Texte proposé:
= = = =

Vous êtes-vous déjà obligé.e à terminer la lecture d’un livre ennuyant simplement parce que vous l’aviez acheté ou parce que vous y aviez déjà consacré une heure de votre temps? Ou regarder un film insipide sur Netflix en vous disant « ça fait une demi-heure que je l’écoute, alors aussi bien de continuer jusqu’à la fin. »
Si oui, vous auriez, comme bien du monde, subi l’erreur des coûts irrécupérables dans votre prise de décision. Voyons donc ce qu’est cette erreur, comment elle se manifeste dans notre vie de tous les jours, et ce que l’on peut faire pour l’éviter afin de se libérer du temps ou de l’espace.
Musique à écouter pendant ou après la lecture de ce billet (il se peut que l’écoute simultanée ne soit pas possible): Larmes du printemps par Gregory Charles
L’erreur des coûts irrécupérables
Le terme « coûts irrécupérables » est utilisé en économie pour des dépenses d’entreprise qui ne peuvent pas être recouvrées, par exemple une campagne publicitaire (par opposition, par exemple, à l’achat de pièces qui seront revendues).

= = = =

Données fournies:
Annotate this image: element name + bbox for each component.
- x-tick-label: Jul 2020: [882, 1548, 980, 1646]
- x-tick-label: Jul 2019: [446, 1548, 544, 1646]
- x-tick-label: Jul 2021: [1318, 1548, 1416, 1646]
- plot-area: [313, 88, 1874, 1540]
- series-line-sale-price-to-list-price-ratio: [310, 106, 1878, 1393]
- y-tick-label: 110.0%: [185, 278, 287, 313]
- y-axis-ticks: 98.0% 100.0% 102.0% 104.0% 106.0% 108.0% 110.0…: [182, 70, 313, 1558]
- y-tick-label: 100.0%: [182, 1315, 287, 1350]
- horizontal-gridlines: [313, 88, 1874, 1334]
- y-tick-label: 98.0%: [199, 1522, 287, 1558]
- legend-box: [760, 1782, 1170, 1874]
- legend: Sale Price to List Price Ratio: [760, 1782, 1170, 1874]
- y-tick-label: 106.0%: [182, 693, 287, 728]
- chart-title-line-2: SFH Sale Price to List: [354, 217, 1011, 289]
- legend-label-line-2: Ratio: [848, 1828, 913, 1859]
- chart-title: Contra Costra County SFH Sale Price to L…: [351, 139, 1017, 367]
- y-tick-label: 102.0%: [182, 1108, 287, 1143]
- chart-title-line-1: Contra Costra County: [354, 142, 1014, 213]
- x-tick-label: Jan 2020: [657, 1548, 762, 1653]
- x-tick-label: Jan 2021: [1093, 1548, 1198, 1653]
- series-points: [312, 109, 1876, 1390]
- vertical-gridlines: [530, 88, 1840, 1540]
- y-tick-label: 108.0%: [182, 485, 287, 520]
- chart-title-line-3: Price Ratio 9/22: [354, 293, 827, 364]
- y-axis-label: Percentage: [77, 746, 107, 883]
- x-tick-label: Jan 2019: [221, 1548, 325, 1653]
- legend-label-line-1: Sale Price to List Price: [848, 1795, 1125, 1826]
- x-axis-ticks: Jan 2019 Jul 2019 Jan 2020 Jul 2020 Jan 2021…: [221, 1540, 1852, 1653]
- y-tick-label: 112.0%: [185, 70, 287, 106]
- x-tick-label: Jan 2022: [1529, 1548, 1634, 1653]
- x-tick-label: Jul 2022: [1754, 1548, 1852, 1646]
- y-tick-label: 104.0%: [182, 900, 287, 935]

= = = =

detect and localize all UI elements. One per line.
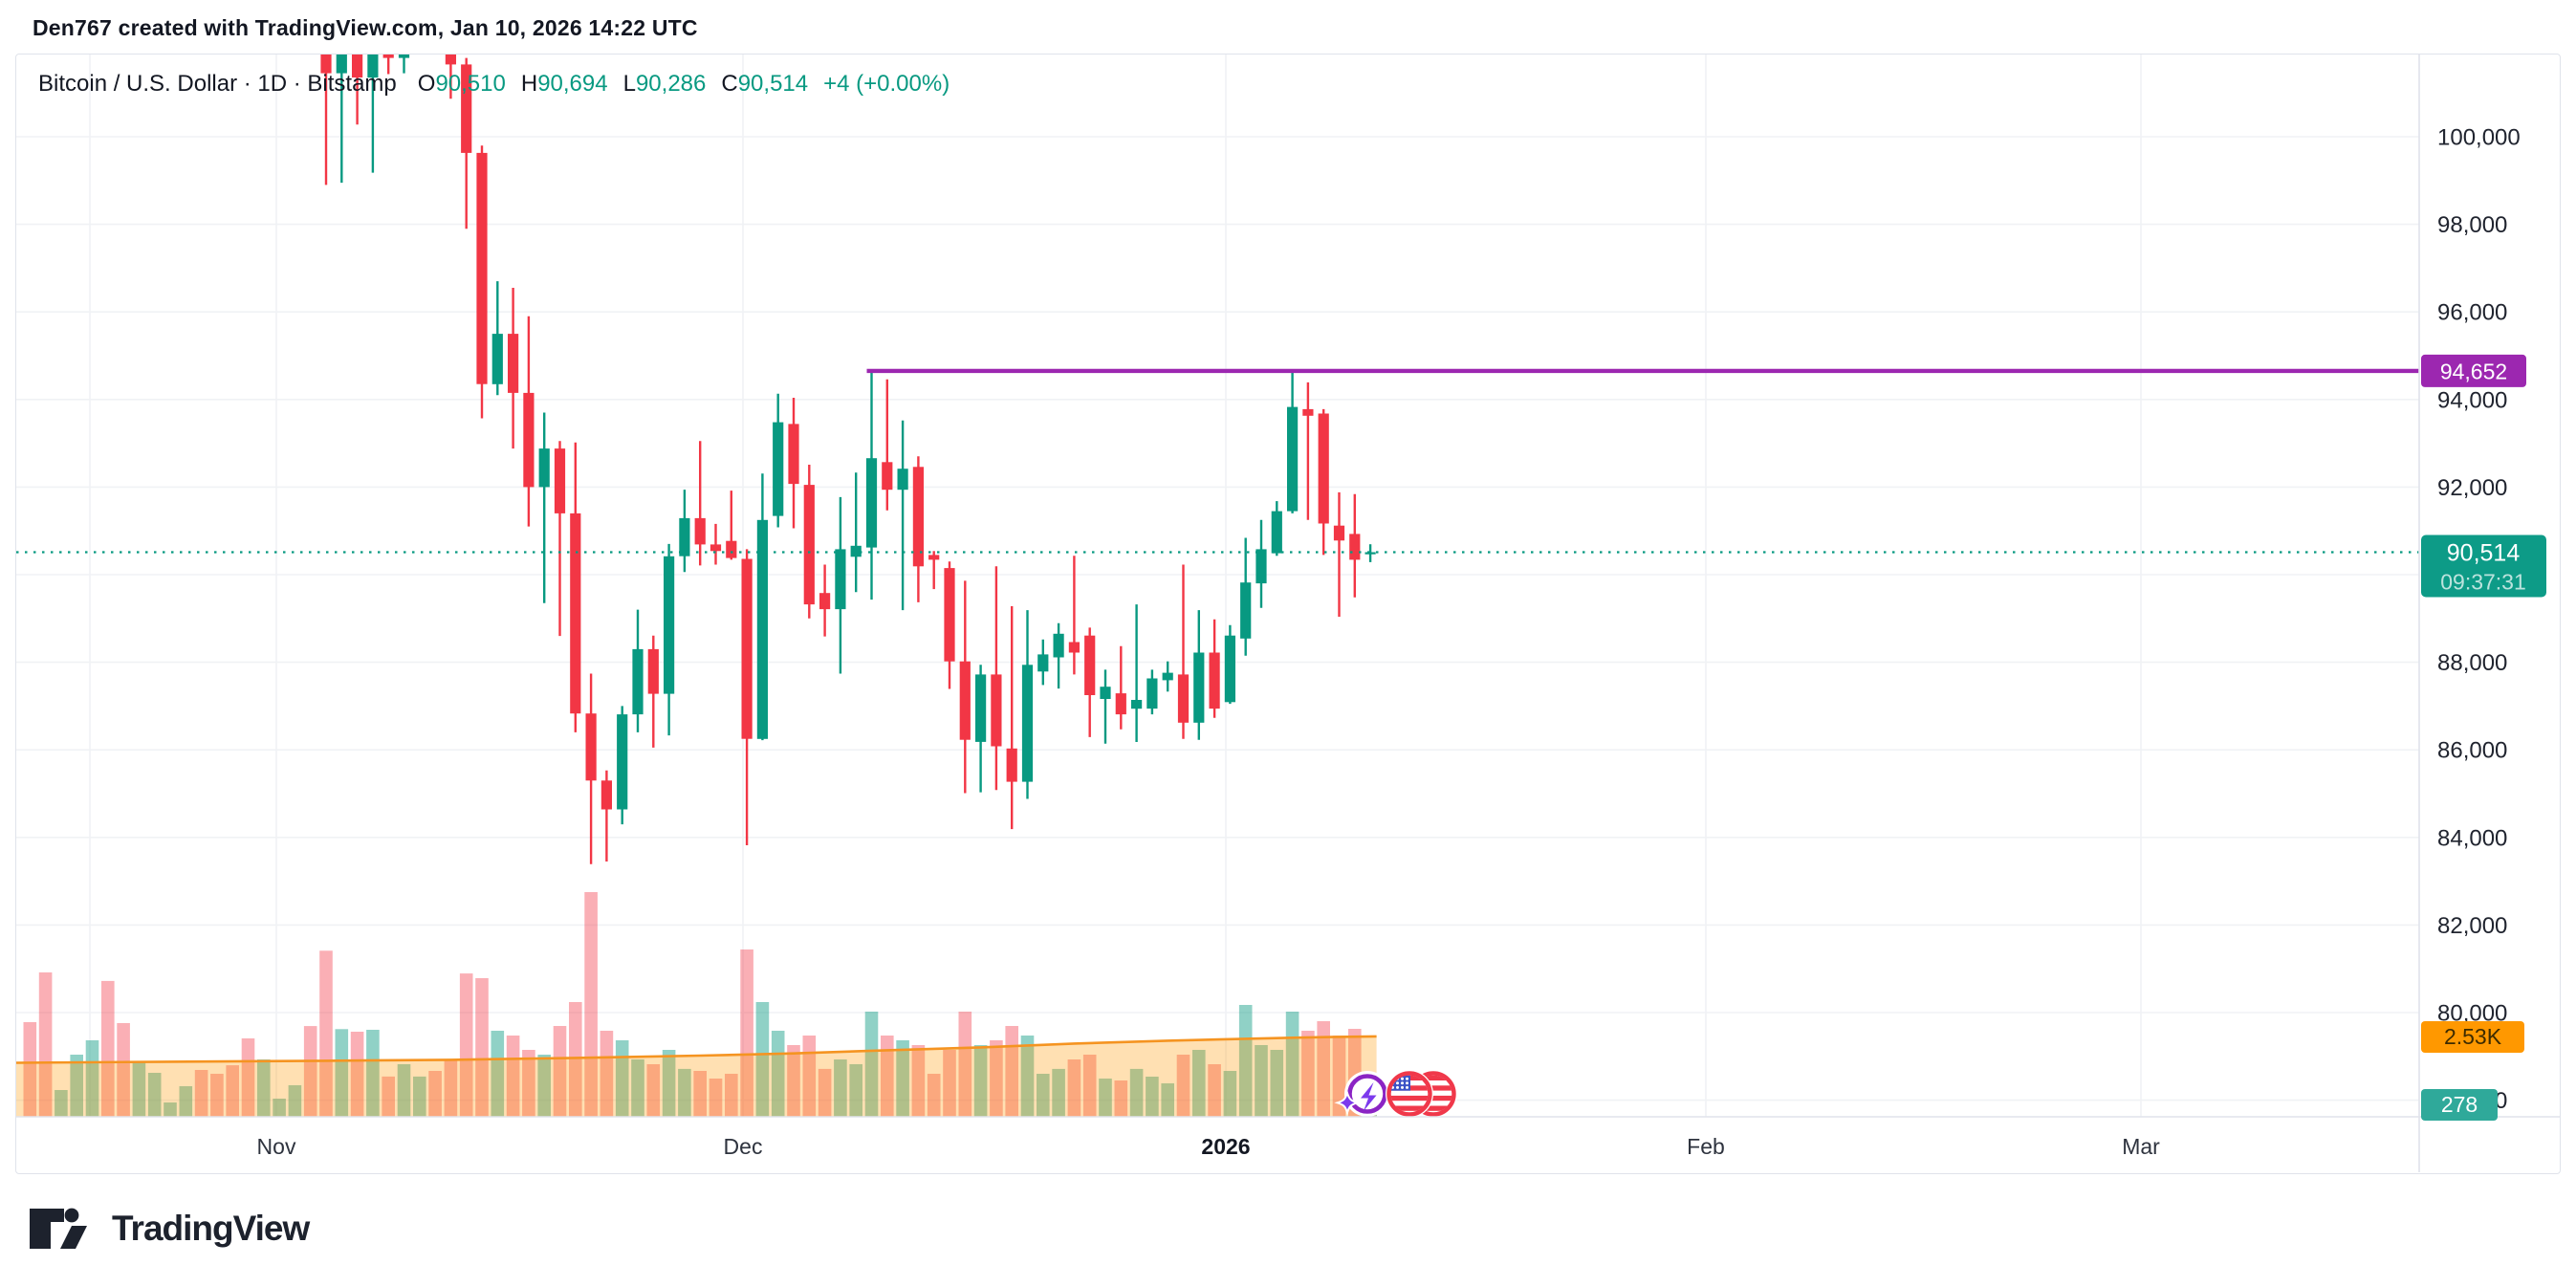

= = = =

Objectif de l'exercice:
Extrayez du texte sur l'erreur des coûts irrécupérables le passage qui va de « Vous êtes-vous déjà » à « ou de l’espace. ».

Réponse attendue:
Vous êtes-vous déjà obligé.e à terminer la lecture d’un livre ennuyant simplement parce que vous l’aviez acheté ou parce que vous y aviez déjà consacré une heure de votre temps? Ou regarder un film insipide sur Netflix en vous disant « ça fait une demi-heure que je l’écoute, alors aussi bien de continuer jusqu’à la fin. »
Si oui, vous auriez, comme bien du monde, subi l’erreur des coûts irrécupérables dans votre prise de décision. Voyons donc ce qu’est cette erreur, comment elle se manifeste dans notre vie de tous les jours, et ce que l’on peut faire pour l’éviter afin de se libérer du temps ou de l’espace.